- Problem requirements
Look for the string "Microsoft" in the lines and copy each line that has it.

++++++

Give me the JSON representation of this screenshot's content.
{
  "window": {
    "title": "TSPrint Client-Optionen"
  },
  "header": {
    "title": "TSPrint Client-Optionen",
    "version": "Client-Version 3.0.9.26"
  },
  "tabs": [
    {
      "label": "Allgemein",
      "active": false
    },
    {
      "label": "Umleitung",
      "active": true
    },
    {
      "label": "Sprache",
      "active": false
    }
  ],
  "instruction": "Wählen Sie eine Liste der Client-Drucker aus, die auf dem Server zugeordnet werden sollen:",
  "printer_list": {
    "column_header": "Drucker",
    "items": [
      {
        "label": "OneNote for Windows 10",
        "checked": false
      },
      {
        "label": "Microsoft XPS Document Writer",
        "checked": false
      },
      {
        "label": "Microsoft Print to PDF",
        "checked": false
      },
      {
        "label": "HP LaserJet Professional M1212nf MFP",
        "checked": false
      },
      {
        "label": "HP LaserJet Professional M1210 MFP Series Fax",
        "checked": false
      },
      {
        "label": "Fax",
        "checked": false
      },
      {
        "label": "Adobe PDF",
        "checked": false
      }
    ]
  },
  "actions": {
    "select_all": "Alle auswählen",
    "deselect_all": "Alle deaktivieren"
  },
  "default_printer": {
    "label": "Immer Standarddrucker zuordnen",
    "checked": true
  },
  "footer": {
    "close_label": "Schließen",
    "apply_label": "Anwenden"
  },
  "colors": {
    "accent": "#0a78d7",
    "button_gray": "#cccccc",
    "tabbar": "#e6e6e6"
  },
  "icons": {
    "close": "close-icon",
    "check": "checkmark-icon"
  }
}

++++++

- Answer for this exercise
        "label": "Microsoft XPS Document Writer",
        "label": "Microsoft Print to PDF",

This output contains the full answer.